[Passage du texte]

- - - - -

Dans ce rapport préliminaire (mars 2012), le Bureau de la Conférence fait remonter la maternité de substitution à la Bible, qui serait ainsi devenue une source de droit privé international, puisque le rapport : Le concept de maternité de substitution n’est pas nouveau ; les conventions de procréation pour autrui remontent même à l’époque de la Bible ». En note, l’explication de cette référence ne laisse pas de surprendre « Par ex., Genèse (chapitre 30) : Rachel, qui est stérile, donne sa servante à Jacob comme concubine afin qu’elle engendre un enfant qui sera considéré socialement comme l’enfant de Rachel et de Jacob. Voir dans le Glossaire en annexe la définition du terme « convention de procréation pour autrui » (p. 6, note 17).

- - - - -

[Travail demandé]
**a.** Recopiez le passage sur la maternité de substitution, de « Dans ce rapport » à « 6, note 17). ».
**b.** Écrivez la suite du passage sur la maternité de substitution, à partir de l'endroit où il s'arrête.

[Extrait des données]

- - - - -

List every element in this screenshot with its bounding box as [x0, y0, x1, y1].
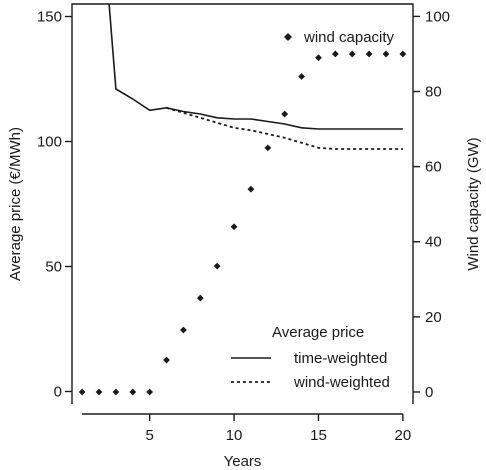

- - - - -

[Réponses attendues]
**a.**
Dans ce rapport préliminaire (mars 2012), le Bureau de la Conférence fait remonter la maternité de substitution à la Bible, qui serait ainsi devenue une source de droit privé international, puisque le rapport : Le concept de maternité de substitution n’est pas nouveau ; les conventions de procréation pour autrui remontent même à l’époque de la Bible ». En note, l’explication de cette référence ne laisse pas de surprendre « Par ex., Genèse (chapitre 30) : Rachel, qui est stérile, donne sa servante à Jacob comme concubine afin qu’elle engendre un enfant qui sera considéré socialement comme l’enfant de Rachel et de Jacob. Voir dans le Glossaire en annexe la définition du terme « convention de procréation pour autrui » (p. 6, note 17).

**b.**
Pour la Conférence de la Haye, la Bible est une référence en matière de maternité de substitution. Et, même s’ils se réfèrent aussi aux textes internationaux de lutte contre la traite des êtres humains, les rédacteurs du rapport ne semblent à aucun moment se questionner sur la pertinence de citer l’exemple d’une servante « donnée » par sa maîtresse à son maître : le viol ne les préoccupe pas, ni la servitude, ni la grossesse forcée, ni le sort de l’enfant séparé de sa mère. Ce n’est pas un anachronisme, ce n’est pas juste une maladresse, c’est une parfaite indifférence pour le sort des femmes et des enfants en tant que sujets de droits dans le sens de droits humains.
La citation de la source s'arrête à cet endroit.